TASK DIRECTIONS - Transcribe all the entries word for word, omitting any pictures they contain.

---------------

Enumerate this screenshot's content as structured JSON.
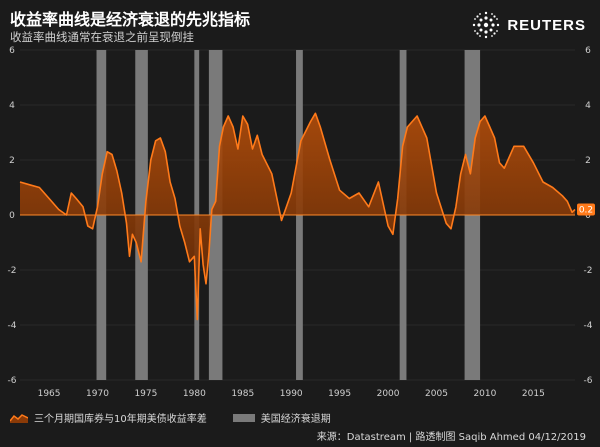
{
  "header": {
    "title": "收益率曲线是经济衰退的先兆指标",
    "subtitle": "收益率曲线通常在衰退之前呈现倒挂",
    "logo_text": "REUTERS"
  },
  "legend": {
    "series_label": "三个月期国库券与10年期美债收益率差",
    "recession_label": "美国经济衰退期"
  },
  "footer": {
    "source": "来源：Datastream | 路透制图 Saqib Ahmed 04/12/2019"
  },
  "colors": {
    "background": "#1b1b1b",
    "line": "#ff7a1a",
    "area_top": "#b34d0a",
    "area_bottom": "#5a2605",
    "recession": "#7a7a7a",
    "zero_line": "#ff8a2a",
    "gridline": "#3a3a3a",
    "last_value_badge": "#ff7a1a"
  },
  "chart_data": {
    "type": "area",
    "title": "收益率曲线是经济衰退的先兆指标",
    "subtitle": "收益率曲线通常在衰退之前呈现倒挂",
    "xlabel": "",
    "ylabel": "",
    "xlim": [
      1962.0,
      2019.3
    ],
    "ylim": [
      -6,
      6
    ],
    "yticks": [
      -6,
      -4,
      -2,
      0,
      2,
      4,
      6
    ],
    "xticks": [
      1965,
      1970,
      1975,
      1980,
      1985,
      1990,
      1995,
      2000,
      2005,
      2010,
      2015
    ],
    "last_value_label": "0.2",
    "series": [
      {
        "name": "三个月期国库券与10年期美债收益率差",
        "x": [
          1962.0,
          1963.0,
          1964.0,
          1965.0,
          1966.0,
          1966.8,
          1967.3,
          1967.8,
          1968.5,
          1969.0,
          1969.5,
          1970.0,
          1970.5,
          1971.0,
          1971.5,
          1972.0,
          1972.5,
          1973.0,
          1973.3,
          1973.6,
          1974.0,
          1974.5,
          1975.0,
          1975.5,
          1976.0,
          1976.5,
          1977.0,
          1977.5,
          1978.0,
          1978.5,
          1979.0,
          1979.5,
          1980.0,
          1980.3,
          1980.6,
          1980.9,
          1981.2,
          1981.5,
          1981.8,
          1982.2,
          1982.6,
          1983.0,
          1983.5,
          1984.0,
          1984.5,
          1985.0,
          1985.5,
          1986.0,
          1986.5,
          1987.0,
          1988.0,
          1989.0,
          1989.5,
          1990.0,
          1991.0,
          1992.0,
          1992.5,
          1993.0,
          1994.0,
          1995.0,
          1996.0,
          1997.0,
          1998.0,
          1999.0,
          2000.0,
          2000.5,
          2001.0,
          2001.5,
          2002.0,
          2003.0,
          2004.0,
          2005.0,
          2006.0,
          2006.5,
          2007.0,
          2007.5,
          2008.0,
          2008.5,
          2009.0,
          2009.5,
          2010.0,
          2010.5,
          2011.0,
          2011.5,
          2012.0,
          2013.0,
          2014.0,
          2015.0,
          2016.0,
          2017.0,
          2018.0,
          2018.5,
          2019.0,
          2019.3
        ],
        "values": [
          1.2,
          1.1,
          1.0,
          0.6,
          0.2,
          0.0,
          0.8,
          0.6,
          0.3,
          -0.4,
          -0.5,
          0.3,
          1.5,
          2.3,
          2.2,
          1.6,
          0.8,
          -0.3,
          -1.5,
          -0.7,
          -1.0,
          -1.7,
          0.5,
          2.0,
          2.7,
          2.8,
          2.3,
          1.2,
          0.6,
          -0.4,
          -1.0,
          -1.7,
          -1.5,
          -3.8,
          -0.5,
          -1.8,
          -2.5,
          -1.4,
          0.2,
          0.5,
          2.5,
          3.2,
          3.6,
          3.2,
          2.4,
          3.6,
          3.3,
          2.4,
          2.9,
          2.2,
          1.5,
          -0.2,
          0.3,
          0.8,
          2.7,
          3.4,
          3.7,
          3.2,
          2.0,
          0.9,
          0.6,
          0.8,
          0.3,
          1.2,
          -0.4,
          -0.7,
          0.6,
          2.5,
          3.2,
          3.6,
          2.8,
          0.8,
          -0.3,
          -0.5,
          0.3,
          1.5,
          2.2,
          1.5,
          2.8,
          3.4,
          3.6,
          3.2,
          2.8,
          1.9,
          1.7,
          2.5,
          2.5,
          1.9,
          1.2,
          1.0,
          0.7,
          0.5,
          0.1,
          0.2
        ]
      }
    ],
    "recessions": [
      [
        1969.9,
        1970.9
      ],
      [
        1973.9,
        1975.2
      ],
      [
        1980.0,
        1980.5
      ],
      [
        1981.5,
        1982.9
      ],
      [
        1990.5,
        1991.2
      ],
      [
        2001.2,
        2001.9
      ],
      [
        2007.9,
        2009.5
      ]
    ],
    "legend_position": "bottom-left",
    "grid": true
  }
}
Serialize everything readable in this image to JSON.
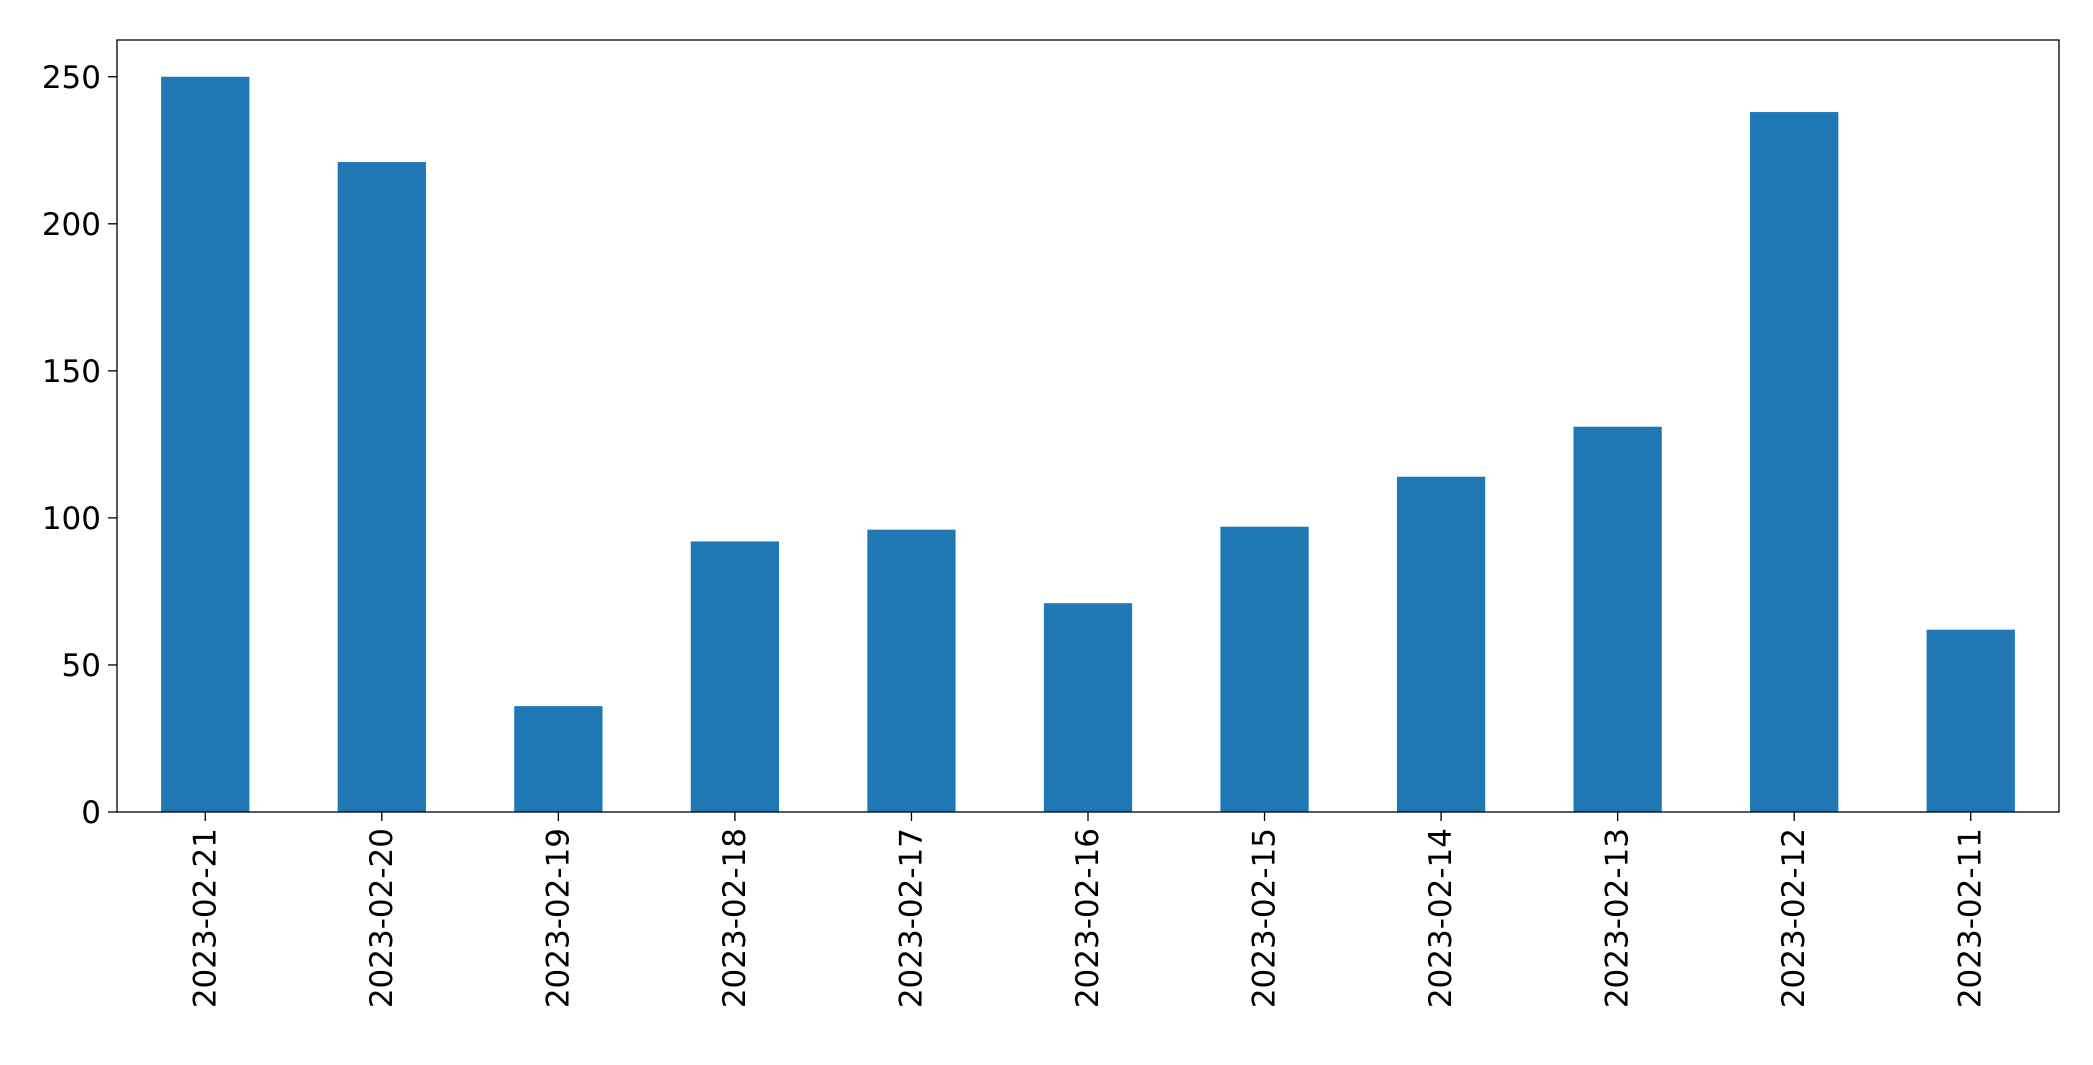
{
  "chart_data": {
    "type": "bar",
    "title": "",
    "xlabel": "",
    "ylabel": "",
    "categories": [
      "2023-02-21",
      "2023-02-20",
      "2023-02-19",
      "2023-02-18",
      "2023-02-17",
      "2023-02-16",
      "2023-02-15",
      "2023-02-14",
      "2023-02-13",
      "2023-02-12",
      "2023-02-11"
    ],
    "values": [
      250,
      221,
      36,
      92,
      96,
      71,
      97,
      114,
      131,
      238,
      62
    ],
    "ylim": [
      0,
      262.5
    ],
    "yticks": [
      0,
      50,
      100,
      150,
      200,
      250
    ],
    "grid": false,
    "legend": "none",
    "bar_color": "#1f77b4"
  }
}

---------------

EXERCISE OUTPUT -
Enumerate this screenshot's content as structured JSON.
{
  "header": {
    "title": "收益率曲线是经济衰退的先兆指标",
    "subtitle": "收益率曲线通常在衰退之前呈现倒挂",
    "logo_text": "REUTERS"
  },
  "legend": {
    "series_label": "三个月期国库券与10年期美债收益率差",
    "recession_label": "美国经济衰退期"
  },
  "footer": {
    "source": "来源：Datastream | 路透制图 Saqib Ahmed 04/12/2019"
  },
  "colors": {
    "background": "#1b1b1b",
    "line": "#ff7a1a",
    "area_top": "#b34d0a",
    "area_bottom": "#5a2605",
    "recession": "#7a7a7a",
    "zero_line": "#ff8a2a",
    "gridline": "#3a3a3a",
    "last_value_badge": "#ff7a1a"
  },
  "chart_data": {
    "type": "area",
    "title": "收益率曲线是经济衰退的先兆指标",
    "subtitle": "收益率曲线通常在衰退之前呈现倒挂",
    "xlabel": "",
    "ylabel": "",
    "xlim": [
      1962.0,
      2019.3
    ],
    "ylim": [
      -6,
      6
    ],
    "yticks": [
      -6,
      -4,
      -2,
      0,
      2,
      4,
      6
    ],
    "xticks": [
      1965,
      1970,
      1975,
      1980,
      1985,
      1990,
      1995,
      2000,
      2005,
      2010,
      2015
    ],
    "last_value_label": "0.2",
    "series": [
      {
        "name": "三个月期国库券与10年期美债收益率差",
        "x": [
          1962.0,
          1963.0,
          1964.0,
          1965.0,
          1966.0,
          1966.8,
          1967.3,
          1967.8,
          1968.5,
          1969.0,
          1969.5,
          1970.0,
          1970.5,
          1971.0,
          1971.5,
          1972.0,
          1972.5,
          1973.0,
          1973.3,
          1973.6,
          1974.0,
          1974.5,
          1975.0,
          1975.5,
          1976.0,
          1976.5,
          1977.0,
          1977.5,
          1978.0,
          1978.5,
          1979.0,
          1979.5,
          1980.0,
          1980.3,
          1980.6,
          1980.9,
          1981.2,
          1981.5,
          1981.8,
          1982.2,
          1982.6,
          1983.0,
          1983.5,
          1984.0,
          1984.5,
          1985.0,
          1985.5,
          1986.0,
          1986.5,
          1987.0,
          1988.0,
          1989.0,
          1989.5,
          1990.0,
          1991.0,
          1992.0,
          1992.5,
          1993.0,
          1994.0,
          1995.0,
          1996.0,
          1997.0,
          1998.0,
          1999.0,
          2000.0,
          2000.5,
          2001.0,
          2001.5,
          2002.0,
          2003.0,
          2004.0,
          2005.0,
          2006.0,
          2006.5,
          2007.0,
          2007.5,
          2008.0,
          2008.5,
          2009.0,
          2009.5,
          2010.0,
          2010.5,
          2011.0,
          2011.5,
          2012.0,
          2013.0,
          2014.0,
          2015.0,
          2016.0,
          2017.0,
          2018.0,
          2018.5,
          2019.0,
          2019.3
        ],
        "values": [
          1.2,
          1.1,
          1.0,
          0.6,
          0.2,
          0.0,
          0.8,
          0.6,
          0.3,
          -0.4,
          -0.5,
          0.3,
          1.5,
          2.3,
          2.2,
          1.6,
          0.8,
          -0.3,
          -1.5,
          -0.7,
          -1.0,
          -1.7,
          0.5,
          2.0,
          2.7,
          2.8,
          2.3,
          1.2,
          0.6,
          -0.4,
          -1.0,
          -1.7,
          -1.5,
          -3.8,
          -0.5,
          -1.8,
          -2.5,
          -1.4,
          0.2,
          0.5,
          2.5,
          3.2,
          3.6,
          3.2,
          2.4,
          3.6,
          3.3,
          2.4,
          2.9,
          2.2,
          1.5,
          -0.2,
          0.3,
          0.8,
          2.7,
          3.4,
          3.7,
          3.2,
          2.0,
          0.9,
          0.6,
          0.8,
          0.3,
          1.2,
          -0.4,
          -0.7,
          0.6,
          2.5,
          3.2,
          3.6,
          2.8,
          0.8,
          -0.3,
          -0.5,
          0.3,
          1.5,
          2.2,
          1.5,
          2.8,
          3.4,
          3.6,
          3.2,
          2.8,
          1.9,
          1.7,
          2.5,
          2.5,
          1.9,
          1.2,
          1.0,
          0.7,
          0.5,
          0.1,
          0.2
        ]
      }
    ],
    "recessions": [
      [
        1969.9,
        1970.9
      ],
      [
        1973.9,
        1975.2
      ],
      [
        1980.0,
        1980.5
      ],
      [
        1981.5,
        1982.9
      ],
      [
        1990.5,
        1991.2
      ],
      [
        2001.2,
        2001.9
      ],
      [
        2007.9,
        2009.5
      ]
    ],
    "legend_position": "bottom-left",
    "grid": true
  }
}
Serialize everything readable in this image to JSON.
{
  "chart_data": {
    "type": "bar",
    "title": "",
    "xlabel": "",
    "ylabel": "",
    "categories": [
      "2023-02-21",
      "2023-02-20",
      "2023-02-19",
      "2023-02-18",
      "2023-02-17",
      "2023-02-16",
      "2023-02-15",
      "2023-02-14",
      "2023-02-13",
      "2023-02-12",
      "2023-02-11"
    ],
    "values": [
      250,
      221,
      36,
      92,
      96,
      71,
      97,
      114,
      131,
      238,
      62
    ],
    "ylim": [
      0,
      262.5
    ],
    "yticks": [
      0,
      50,
      100,
      150,
      200,
      250
    ],
    "grid": false,
    "legend": "none",
    "bar_color": "#1f77b4"
  }
}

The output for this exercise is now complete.